Exercise aim ▸ Could the records below please be retyped exactly, with their pictures left out?

[Page pictures and their text]
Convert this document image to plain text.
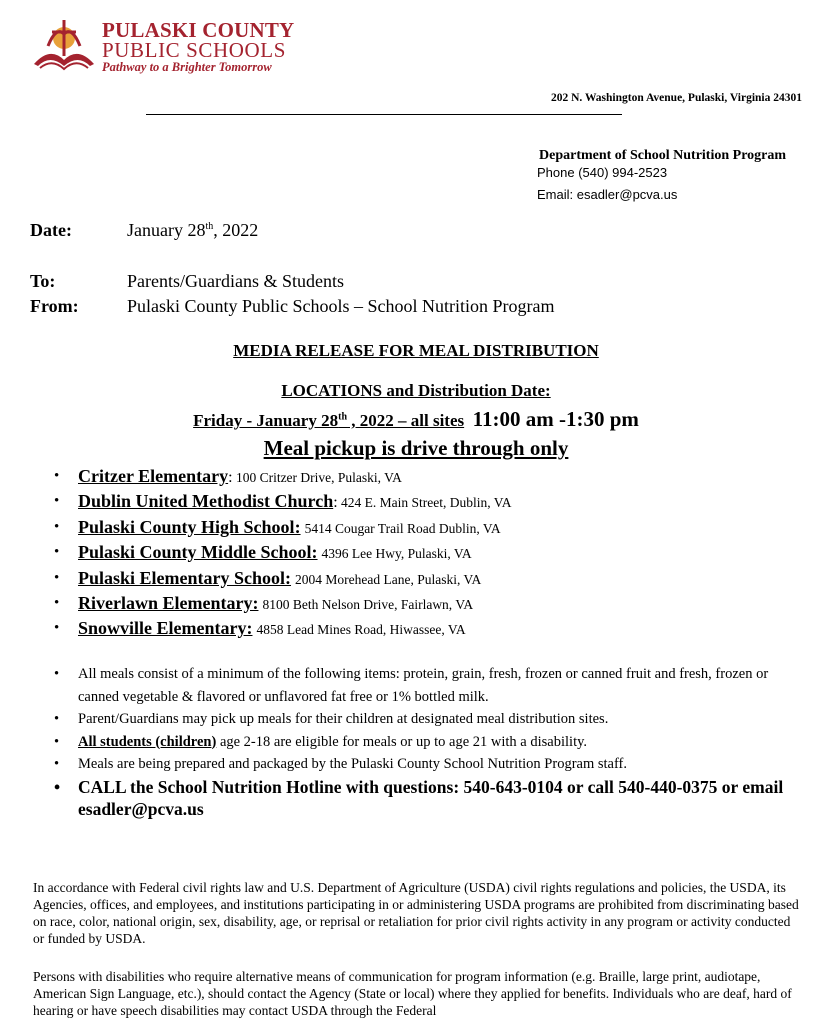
PULASKI COUNTY
PUBLIC SCHOOLS
Pathway to a Brighter Tomorrow
202 N. Washington Avenue, Pulaski, Virginia 24301
Department of School Nutrition Program
Phone (540) 994-2523
Email: esadler@pcva.us
Date:	January 28th, 2022
To:	Parents/Guardians & Students
From:	Pulaski County Public Schools – School Nutrition Program
MEDIA RELEASE FOR MEAL DISTRIBUTION
LOCATIONS and Distribution Date:
Friday - January 28th , 2022 – all sites 11:00 am -1:30 pm
Meal pickup is drive through only
• Critzer Elementary: 100 Critzer Drive, Pulaski, VA
• Dublin United Methodist Church: 424 E. Main Street, Dublin, VA
• Pulaski County High School: 5414 Cougar Trail Road Dublin, VA
• Pulaski County Middle School: 4396 Lee Hwy, Pulaski, VA
• Pulaski Elementary School: 2004 Morehead Lane, Pulaski, VA
• Riverlawn Elementary: 8100 Beth Nelson Drive, Fairlawn, VA
• Snowville Elementary: 4858 Lead Mines Road, Hiwassee, VA
• All meals consist of a minimum of the following items: protein, grain, fresh, frozen or canned fruit and fresh, frozen or canned vegetable & flavored or unflavored fat free or 1% bottled milk.
• Parent/Guardians may pick up meals for their children at designated meal distribution sites.
• All students (children) age 2-18 are eligible for meals or up to age 21 with a disability.
• Meals are being prepared and packaged by the Pulaski County School Nutrition Program staff.
• CALL the School Nutrition Hotline with questions: 540-643-0104 or call 540-440-0375 or email esadler@pcva.us
In accordance with Federal civil rights law and U.S. Department of Agriculture (USDA) civil rights regulations and policies, the USDA, its Agencies, offices, and employees, and institutions participating in or administering USDA programs are prohibited from discriminating based on race, color, national origin, sex, disability, age, or reprisal or retaliation for prior civil rights activity in any program or activity conducted or funded by USDA.
Persons with disabilities who require alternative means of communication for program information (e.g. Braille, large print, audiotape, American Sign Language, etc.), should contact the Agency (State or local) where they applied for benefits. Individuals who are deaf, hard of hearing or have speech disabilities may contact USDA through the Federal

Result of the task ▸
Convert this document image to plain text.
PULASKI COUNTY
PUBLIC SCHOOLS
Pathway to a Brighter Tomorrow
202 N. Washington Avenue, Pulaski, Virginia 24301
Department of School Nutrition Program
Phone (540) 994-2523
Email: esadler@pcva.us
Date:	January 28th, 2022
To:	Parents/Guardians & Students
From:	Pulaski County Public Schools – School Nutrition Program
MEDIA RELEASE FOR MEAL DISTRIBUTION
LOCATIONS and Distribution Date:
Friday - January 28th , 2022 – all sites 11:00 am -1:30 pm
Meal pickup is drive through only
• Critzer Elementary: 100 Critzer Drive, Pulaski, VA
• Dublin United Methodist Church: 424 E. Main Street, Dublin, VA
• Pulaski County High School: 5414 Cougar Trail Road Dublin, VA
• Pulaski County Middle School: 4396 Lee Hwy, Pulaski, VA
• Pulaski Elementary School: 2004 Morehead Lane, Pulaski, VA
• Riverlawn Elementary: 8100 Beth Nelson Drive, Fairlawn, VA
• Snowville Elementary: 4858 Lead Mines Road, Hiwassee, VA
• All meals consist of a minimum of the following items: protein, grain, fresh, frozen or canned fruit and fresh, frozen or canned vegetable & flavored or unflavored fat free or 1% bottled milk.
• Parent/Guardians may pick up meals for their children at designated meal distribution sites.
• All students (children) age 2-18 are eligible for meals or up to age 21 with a disability.
• Meals are being prepared and packaged by the Pulaski County School Nutrition Program staff.
• CALL the School Nutrition Hotline with questions: 540-643-0104 or call 540-440-0375 or email esadler@pcva.us
In accordance with Federal civil rights law and U.S. Department of Agriculture (USDA) civil rights regulations and policies, the USDA, its Agencies, offices, and employees, and institutions participating in or administering USDA programs are prohibited from discriminating based on race, color, national origin, sex, disability, age, or reprisal or retaliation for prior civil rights activity in any program or activity conducted or funded by USDA.
Persons with disabilities who require alternative means of communication for program information (e.g. Braille, large print, audiotape, American Sign Language, etc.), should contact the Agency (State or local) where they applied for benefits. Individuals who are deaf, hard of hearing or have speech disabilities may contact USDA through the Federal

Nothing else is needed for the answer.